> **The exercise**
Reproduce all of the data that follows, character for character.

> **Stored records**
┌──
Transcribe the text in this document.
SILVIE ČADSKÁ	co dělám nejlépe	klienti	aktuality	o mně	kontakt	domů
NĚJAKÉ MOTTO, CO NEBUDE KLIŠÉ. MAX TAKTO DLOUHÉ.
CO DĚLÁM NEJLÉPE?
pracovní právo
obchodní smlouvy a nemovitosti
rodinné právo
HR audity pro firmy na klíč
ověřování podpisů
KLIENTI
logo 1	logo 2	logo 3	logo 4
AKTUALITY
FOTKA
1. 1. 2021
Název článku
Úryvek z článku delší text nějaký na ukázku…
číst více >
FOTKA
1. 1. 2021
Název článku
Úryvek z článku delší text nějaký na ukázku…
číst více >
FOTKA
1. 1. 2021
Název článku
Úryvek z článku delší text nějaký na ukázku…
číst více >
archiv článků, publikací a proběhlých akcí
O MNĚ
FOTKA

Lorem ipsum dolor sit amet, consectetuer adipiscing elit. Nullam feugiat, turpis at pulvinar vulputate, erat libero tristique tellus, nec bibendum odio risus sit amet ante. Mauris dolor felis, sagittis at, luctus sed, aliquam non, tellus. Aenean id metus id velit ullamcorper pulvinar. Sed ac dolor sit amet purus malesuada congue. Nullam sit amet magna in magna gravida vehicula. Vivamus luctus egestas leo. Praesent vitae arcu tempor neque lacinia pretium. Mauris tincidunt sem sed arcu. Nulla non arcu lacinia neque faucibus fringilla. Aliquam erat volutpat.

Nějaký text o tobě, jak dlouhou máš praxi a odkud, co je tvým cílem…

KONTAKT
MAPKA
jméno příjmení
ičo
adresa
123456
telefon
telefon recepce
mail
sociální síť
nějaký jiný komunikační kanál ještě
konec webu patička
└──
> **Reply to the task**
Transcribe the text in this document.
SILVIE ČADSKÁ	co dělám nejlépe	klienti	aktuality	o mně	kontakt	domů
NĚJAKÉ MOTTO, CO NEBUDE KLIŠÉ. MAX TAKTO DLOUHÉ.
CO DĚLÁM NEJLÉPE?
pracovní právo
obchodní smlouvy a nemovitosti
rodinné právo
HR audity pro firmy na klíč
ověřování podpisů
KLIENTI
logo 1	logo 2	logo 3	logo 4
AKTUALITY
FOTKA
1. 1. 2021
Název článku
Úryvek z článku delší text nějaký na ukázku…
číst více >
FOTKA
1. 1. 2021
Název článku
Úryvek z článku delší text nějaký na ukázku…
číst více >
FOTKA
1. 1. 2021
Název článku
Úryvek z článku delší text nějaký na ukázku…
číst více >
archiv článků, publikací a proběhlých akcí
O MNĚ
FOTKA

Lorem ipsum dolor sit amet, consectetuer adipiscing elit. Nullam feugiat, turpis at pulvinar vulputate, erat libero tristique tellus, nec bibendum odio risus sit amet ante. Mauris dolor felis, sagittis at, luctus sed, aliquam non, tellus. Aenean id metus id velit ullamcorper pulvinar. Sed ac dolor sit amet purus malesuada congue. Nullam sit amet magna in magna gravida vehicula. Vivamus luctus egestas leo. Praesent vitae arcu tempor neque lacinia pretium. Mauris tincidunt sem sed arcu. Nulla non arcu lacinia neque faucibus fringilla. Aliquam erat volutpat.

Nějaký text o tobě, jak dlouhou máš praxi a odkud, co je tvým cílem…

KONTAKT
MAPKA
jméno příjmení
ičo
adresa
123456
telefon
telefon recepce
mail
sociální síť
nějaký jiný komunikační kanál ještě
konec webu patička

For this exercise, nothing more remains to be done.